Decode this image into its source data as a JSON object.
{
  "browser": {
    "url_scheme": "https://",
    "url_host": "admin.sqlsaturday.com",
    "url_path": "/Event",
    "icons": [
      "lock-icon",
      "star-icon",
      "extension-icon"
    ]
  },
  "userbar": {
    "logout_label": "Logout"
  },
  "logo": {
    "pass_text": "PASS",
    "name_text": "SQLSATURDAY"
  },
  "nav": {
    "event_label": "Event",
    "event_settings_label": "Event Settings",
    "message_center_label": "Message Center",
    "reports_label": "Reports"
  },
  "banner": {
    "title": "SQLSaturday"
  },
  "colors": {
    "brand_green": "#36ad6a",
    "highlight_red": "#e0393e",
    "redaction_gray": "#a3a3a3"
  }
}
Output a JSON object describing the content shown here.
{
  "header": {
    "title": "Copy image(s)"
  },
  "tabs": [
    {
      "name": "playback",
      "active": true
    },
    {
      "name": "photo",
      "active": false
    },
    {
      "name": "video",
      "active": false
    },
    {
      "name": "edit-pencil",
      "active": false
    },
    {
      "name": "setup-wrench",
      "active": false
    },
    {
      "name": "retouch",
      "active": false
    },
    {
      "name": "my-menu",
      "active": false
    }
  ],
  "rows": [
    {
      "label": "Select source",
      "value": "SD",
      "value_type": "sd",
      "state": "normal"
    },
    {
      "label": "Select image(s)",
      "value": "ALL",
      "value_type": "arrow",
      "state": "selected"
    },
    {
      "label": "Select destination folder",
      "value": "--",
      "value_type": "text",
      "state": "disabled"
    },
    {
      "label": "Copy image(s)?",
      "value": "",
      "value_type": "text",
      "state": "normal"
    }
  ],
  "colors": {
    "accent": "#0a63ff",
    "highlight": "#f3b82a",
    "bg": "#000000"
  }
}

____________

Extract each line from the entries above that contains the string "source".

IN RESPONSE:
Decode this image into its source data as a JSON object.
      "label": "Select source",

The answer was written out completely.